*Given task*: Which lines below hold the word "metody"? Copy all of them.
— START OF Dataset records —
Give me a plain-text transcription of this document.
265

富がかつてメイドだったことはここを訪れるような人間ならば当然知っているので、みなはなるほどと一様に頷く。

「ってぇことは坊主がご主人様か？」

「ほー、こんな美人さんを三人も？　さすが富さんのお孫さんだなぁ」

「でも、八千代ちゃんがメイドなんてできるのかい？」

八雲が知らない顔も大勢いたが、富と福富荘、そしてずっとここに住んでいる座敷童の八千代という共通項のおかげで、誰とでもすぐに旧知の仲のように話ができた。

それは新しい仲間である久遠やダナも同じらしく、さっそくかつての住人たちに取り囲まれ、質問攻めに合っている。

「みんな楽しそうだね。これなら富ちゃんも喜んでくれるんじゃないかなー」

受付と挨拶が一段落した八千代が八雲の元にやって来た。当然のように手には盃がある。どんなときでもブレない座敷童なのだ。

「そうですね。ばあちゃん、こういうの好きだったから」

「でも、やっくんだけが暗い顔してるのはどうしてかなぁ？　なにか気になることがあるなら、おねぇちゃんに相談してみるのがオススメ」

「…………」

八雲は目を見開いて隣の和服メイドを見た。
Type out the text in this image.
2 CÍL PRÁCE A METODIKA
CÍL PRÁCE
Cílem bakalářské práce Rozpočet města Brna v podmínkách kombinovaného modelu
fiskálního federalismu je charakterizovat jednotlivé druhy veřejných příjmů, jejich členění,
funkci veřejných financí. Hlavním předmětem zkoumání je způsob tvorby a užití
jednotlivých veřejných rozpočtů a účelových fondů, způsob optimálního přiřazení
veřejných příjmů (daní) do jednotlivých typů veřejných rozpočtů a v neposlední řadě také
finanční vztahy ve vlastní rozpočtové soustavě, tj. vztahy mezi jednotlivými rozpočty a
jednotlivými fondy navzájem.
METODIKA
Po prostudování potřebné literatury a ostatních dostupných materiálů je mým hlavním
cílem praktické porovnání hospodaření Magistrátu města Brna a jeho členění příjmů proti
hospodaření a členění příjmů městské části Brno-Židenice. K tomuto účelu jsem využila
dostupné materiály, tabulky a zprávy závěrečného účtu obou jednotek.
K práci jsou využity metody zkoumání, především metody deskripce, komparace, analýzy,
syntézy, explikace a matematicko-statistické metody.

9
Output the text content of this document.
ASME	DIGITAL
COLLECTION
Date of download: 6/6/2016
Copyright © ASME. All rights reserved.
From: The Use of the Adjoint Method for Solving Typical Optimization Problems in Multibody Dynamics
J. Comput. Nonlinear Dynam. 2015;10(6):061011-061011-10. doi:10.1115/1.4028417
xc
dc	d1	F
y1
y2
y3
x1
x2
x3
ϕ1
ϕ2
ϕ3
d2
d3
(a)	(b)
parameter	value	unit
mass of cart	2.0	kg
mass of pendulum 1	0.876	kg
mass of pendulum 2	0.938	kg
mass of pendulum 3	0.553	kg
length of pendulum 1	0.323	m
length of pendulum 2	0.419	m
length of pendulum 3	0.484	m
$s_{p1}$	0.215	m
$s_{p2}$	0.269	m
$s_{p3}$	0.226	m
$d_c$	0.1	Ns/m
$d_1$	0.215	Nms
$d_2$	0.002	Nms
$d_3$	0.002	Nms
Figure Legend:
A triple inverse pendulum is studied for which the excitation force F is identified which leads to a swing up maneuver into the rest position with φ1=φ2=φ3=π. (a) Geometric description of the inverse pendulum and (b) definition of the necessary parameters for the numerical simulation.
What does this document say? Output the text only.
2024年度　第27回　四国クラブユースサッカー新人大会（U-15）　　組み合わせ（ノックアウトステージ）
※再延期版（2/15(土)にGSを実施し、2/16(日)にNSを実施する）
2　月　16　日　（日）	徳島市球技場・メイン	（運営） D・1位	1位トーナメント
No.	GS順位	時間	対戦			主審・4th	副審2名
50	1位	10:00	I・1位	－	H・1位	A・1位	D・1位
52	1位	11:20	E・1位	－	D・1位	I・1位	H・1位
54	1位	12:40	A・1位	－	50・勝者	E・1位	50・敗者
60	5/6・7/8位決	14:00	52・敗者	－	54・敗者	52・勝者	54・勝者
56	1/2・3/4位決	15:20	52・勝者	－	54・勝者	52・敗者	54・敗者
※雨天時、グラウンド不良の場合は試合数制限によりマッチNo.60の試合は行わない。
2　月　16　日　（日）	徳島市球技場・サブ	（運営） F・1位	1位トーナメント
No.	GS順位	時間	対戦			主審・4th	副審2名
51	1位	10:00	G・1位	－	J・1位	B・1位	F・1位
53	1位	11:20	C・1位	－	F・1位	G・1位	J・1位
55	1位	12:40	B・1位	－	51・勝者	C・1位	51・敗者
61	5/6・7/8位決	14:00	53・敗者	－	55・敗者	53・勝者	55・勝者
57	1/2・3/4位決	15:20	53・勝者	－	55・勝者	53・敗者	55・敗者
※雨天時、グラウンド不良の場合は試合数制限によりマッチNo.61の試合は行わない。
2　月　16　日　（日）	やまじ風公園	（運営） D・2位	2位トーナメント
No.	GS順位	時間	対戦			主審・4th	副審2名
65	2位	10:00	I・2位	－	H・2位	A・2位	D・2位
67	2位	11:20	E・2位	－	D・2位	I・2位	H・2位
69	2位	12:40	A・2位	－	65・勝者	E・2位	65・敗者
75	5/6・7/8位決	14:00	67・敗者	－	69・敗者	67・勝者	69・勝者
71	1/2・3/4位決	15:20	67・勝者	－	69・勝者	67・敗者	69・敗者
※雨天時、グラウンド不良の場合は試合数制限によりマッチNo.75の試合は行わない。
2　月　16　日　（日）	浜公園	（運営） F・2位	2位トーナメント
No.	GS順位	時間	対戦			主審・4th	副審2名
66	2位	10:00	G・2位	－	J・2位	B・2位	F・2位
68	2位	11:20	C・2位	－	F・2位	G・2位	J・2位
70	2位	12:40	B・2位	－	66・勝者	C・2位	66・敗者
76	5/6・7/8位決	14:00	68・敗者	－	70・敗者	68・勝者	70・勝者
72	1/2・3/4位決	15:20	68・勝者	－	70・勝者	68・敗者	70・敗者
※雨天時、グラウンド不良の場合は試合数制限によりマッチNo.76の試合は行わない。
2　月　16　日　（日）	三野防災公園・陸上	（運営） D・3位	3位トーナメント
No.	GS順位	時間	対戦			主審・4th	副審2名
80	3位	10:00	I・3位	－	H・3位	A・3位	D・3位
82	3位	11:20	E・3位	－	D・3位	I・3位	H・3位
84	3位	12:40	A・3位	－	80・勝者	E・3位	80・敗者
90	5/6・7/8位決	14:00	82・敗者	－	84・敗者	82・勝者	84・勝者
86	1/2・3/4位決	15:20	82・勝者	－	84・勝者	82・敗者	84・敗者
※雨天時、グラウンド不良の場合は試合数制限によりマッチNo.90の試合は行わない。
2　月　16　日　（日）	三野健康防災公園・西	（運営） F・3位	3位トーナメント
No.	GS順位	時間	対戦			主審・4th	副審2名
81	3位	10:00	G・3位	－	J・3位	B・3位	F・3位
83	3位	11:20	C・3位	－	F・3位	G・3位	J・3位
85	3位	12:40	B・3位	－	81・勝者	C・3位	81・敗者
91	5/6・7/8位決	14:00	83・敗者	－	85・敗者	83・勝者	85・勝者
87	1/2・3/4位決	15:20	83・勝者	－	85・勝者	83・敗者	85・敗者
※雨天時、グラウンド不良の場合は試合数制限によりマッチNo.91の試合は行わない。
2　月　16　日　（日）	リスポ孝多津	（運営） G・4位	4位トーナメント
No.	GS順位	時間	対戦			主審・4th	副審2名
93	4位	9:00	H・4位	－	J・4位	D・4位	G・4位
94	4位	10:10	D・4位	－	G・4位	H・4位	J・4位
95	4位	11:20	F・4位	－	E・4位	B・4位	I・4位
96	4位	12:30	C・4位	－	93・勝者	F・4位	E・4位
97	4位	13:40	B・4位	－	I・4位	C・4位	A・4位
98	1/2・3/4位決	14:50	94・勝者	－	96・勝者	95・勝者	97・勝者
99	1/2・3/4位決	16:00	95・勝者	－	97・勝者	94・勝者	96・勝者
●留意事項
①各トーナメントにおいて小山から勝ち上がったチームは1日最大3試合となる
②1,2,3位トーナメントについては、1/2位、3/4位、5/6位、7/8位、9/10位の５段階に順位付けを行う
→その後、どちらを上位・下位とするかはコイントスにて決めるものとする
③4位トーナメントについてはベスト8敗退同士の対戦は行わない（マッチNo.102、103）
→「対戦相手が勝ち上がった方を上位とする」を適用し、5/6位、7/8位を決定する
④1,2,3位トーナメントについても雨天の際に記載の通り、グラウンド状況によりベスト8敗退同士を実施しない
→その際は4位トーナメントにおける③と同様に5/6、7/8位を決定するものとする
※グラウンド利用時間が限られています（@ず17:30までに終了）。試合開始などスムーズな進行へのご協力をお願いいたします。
— END OF Dataset records —
*Solution*:
K práci jsou využity metody zkoumání, především metody deskripce, komparace, analýzy,
syntézy, explikace a matematicko-statistické metody.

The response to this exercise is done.